Begin the copy at the line containing "Extract the structured" and end it at the final line of the material below, reproducing each line exactly, without images.

■ ■ ■

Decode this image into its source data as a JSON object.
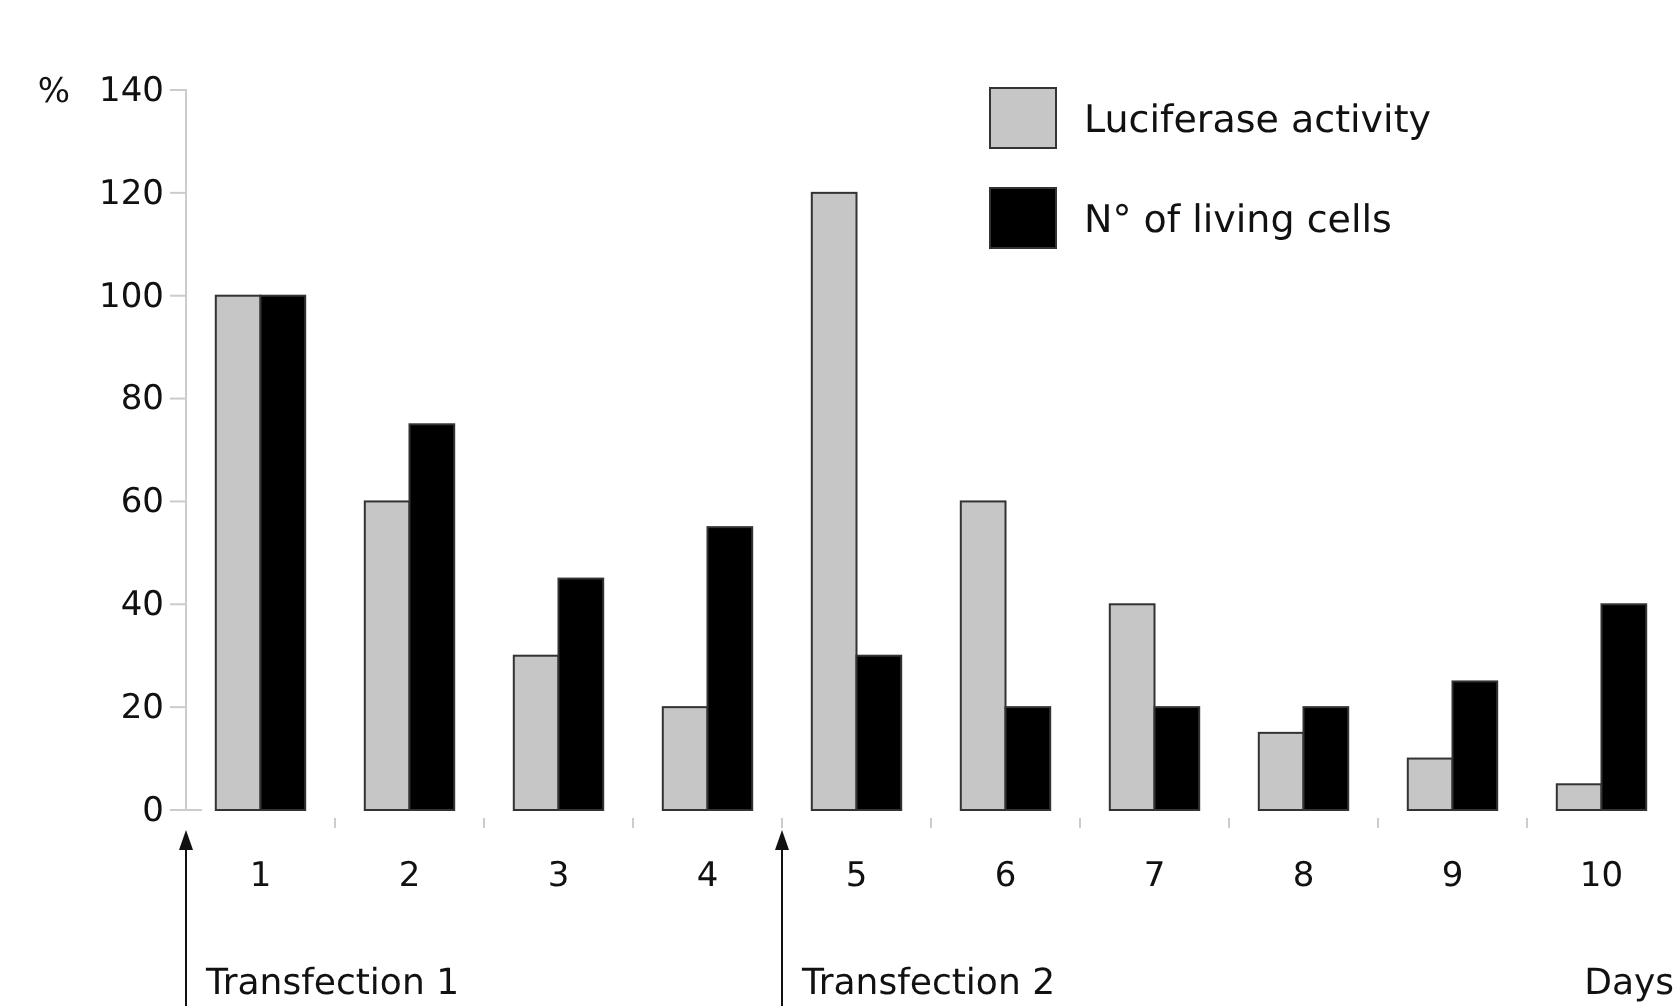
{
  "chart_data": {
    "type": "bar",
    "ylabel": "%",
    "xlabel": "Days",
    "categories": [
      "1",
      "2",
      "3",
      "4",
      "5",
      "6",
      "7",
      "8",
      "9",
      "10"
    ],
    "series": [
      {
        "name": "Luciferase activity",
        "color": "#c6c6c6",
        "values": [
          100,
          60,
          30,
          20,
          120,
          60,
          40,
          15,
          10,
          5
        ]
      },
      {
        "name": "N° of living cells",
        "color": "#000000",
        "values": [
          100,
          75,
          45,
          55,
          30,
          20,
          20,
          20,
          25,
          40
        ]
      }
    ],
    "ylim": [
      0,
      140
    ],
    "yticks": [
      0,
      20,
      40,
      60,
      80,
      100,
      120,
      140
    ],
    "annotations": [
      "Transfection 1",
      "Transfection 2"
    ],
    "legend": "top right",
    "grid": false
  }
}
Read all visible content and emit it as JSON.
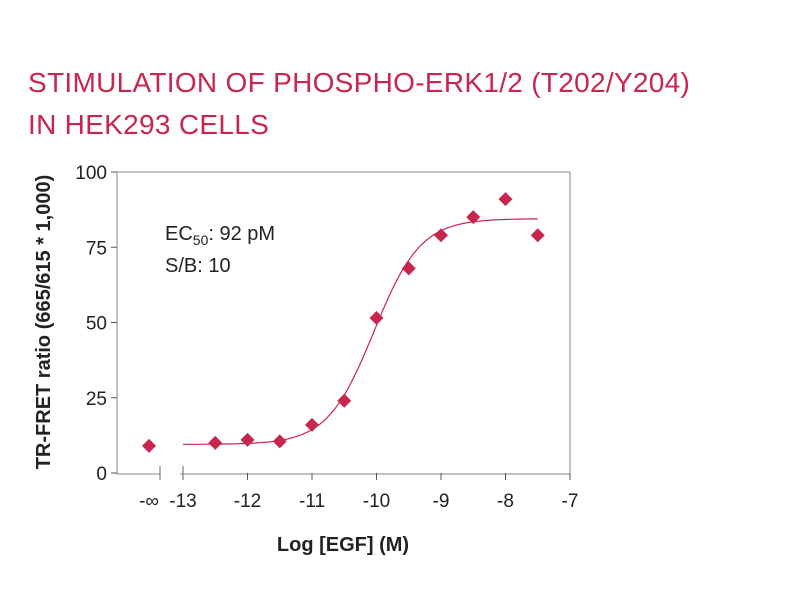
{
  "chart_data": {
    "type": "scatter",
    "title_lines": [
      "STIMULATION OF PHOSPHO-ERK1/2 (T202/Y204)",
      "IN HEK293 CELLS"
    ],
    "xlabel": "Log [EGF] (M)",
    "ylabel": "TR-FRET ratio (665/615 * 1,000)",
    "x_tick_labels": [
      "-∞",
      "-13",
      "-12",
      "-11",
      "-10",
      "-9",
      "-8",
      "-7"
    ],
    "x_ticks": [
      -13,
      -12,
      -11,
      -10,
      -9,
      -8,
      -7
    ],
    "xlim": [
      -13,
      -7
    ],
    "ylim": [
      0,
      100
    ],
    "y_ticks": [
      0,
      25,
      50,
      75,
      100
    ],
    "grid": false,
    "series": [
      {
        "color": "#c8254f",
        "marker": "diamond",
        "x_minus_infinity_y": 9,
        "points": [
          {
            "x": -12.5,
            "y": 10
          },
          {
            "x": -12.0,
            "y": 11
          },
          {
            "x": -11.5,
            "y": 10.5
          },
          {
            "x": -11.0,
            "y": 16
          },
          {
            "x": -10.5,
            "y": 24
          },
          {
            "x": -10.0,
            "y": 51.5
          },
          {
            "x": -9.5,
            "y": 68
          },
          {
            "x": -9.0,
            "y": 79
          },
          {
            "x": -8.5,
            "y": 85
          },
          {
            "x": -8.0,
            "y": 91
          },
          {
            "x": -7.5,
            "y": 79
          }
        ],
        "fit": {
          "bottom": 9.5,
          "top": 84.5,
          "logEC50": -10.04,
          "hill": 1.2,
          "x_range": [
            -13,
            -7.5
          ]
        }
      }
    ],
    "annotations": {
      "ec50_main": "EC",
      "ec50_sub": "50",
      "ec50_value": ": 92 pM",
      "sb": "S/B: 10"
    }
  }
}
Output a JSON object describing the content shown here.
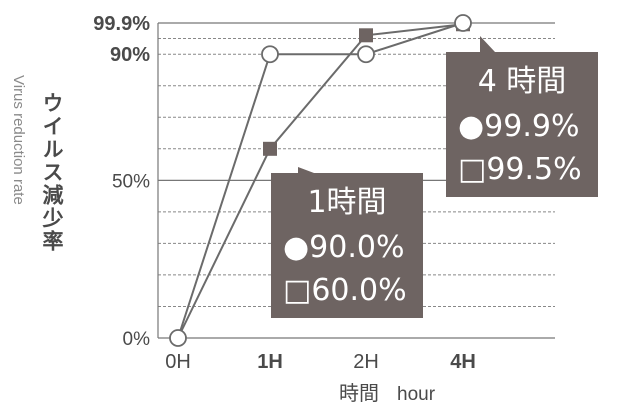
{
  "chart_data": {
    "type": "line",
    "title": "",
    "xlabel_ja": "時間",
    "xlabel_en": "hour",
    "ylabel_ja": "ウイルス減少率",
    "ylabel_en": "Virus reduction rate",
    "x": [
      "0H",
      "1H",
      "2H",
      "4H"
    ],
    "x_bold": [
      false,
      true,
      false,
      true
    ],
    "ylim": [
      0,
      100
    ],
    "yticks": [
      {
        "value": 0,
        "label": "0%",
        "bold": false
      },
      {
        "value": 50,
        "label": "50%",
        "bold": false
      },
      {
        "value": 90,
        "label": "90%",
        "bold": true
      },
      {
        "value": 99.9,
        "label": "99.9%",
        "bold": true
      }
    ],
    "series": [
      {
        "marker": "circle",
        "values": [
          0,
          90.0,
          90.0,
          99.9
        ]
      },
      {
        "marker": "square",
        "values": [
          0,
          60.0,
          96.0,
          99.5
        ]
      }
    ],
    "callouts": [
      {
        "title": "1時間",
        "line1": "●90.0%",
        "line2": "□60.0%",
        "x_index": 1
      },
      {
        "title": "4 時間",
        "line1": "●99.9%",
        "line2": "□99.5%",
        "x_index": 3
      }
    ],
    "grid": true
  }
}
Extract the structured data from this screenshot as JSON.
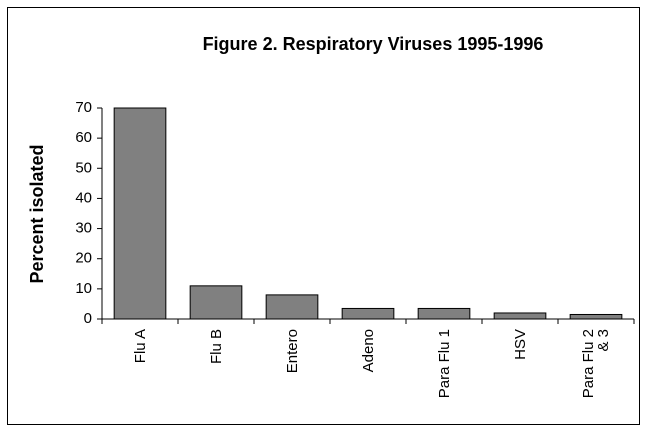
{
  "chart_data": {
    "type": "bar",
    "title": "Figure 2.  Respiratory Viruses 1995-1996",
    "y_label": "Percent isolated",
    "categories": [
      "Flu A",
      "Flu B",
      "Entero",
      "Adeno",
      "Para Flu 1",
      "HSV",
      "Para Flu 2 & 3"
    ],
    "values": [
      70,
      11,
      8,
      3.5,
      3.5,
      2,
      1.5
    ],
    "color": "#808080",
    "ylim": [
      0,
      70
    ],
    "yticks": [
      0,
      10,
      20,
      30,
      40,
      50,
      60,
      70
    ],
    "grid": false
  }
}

■ ■ ■

### RESULT OF THE TASK
Extract the structured data from this screenshot as JSON.
{
  "chart_data": {
    "type": "bar",
    "title": "Figure 2.  Respiratory Viruses 1995-1996",
    "y_label": "Percent isolated",
    "categories": [
      "Flu A",
      "Flu B",
      "Entero",
      "Adeno",
      "Para Flu 1",
      "HSV",
      "Para Flu 2 & 3"
    ],
    "values": [
      70,
      11,
      8,
      3.5,
      3.5,
      2,
      1.5
    ],
    "color": "#808080",
    "ylim": [
      0,
      70
    ],
    "yticks": [
      0,
      10,
      20,
      30,
      40,
      50,
      60,
      70
    ],
    "grid": false
  }
}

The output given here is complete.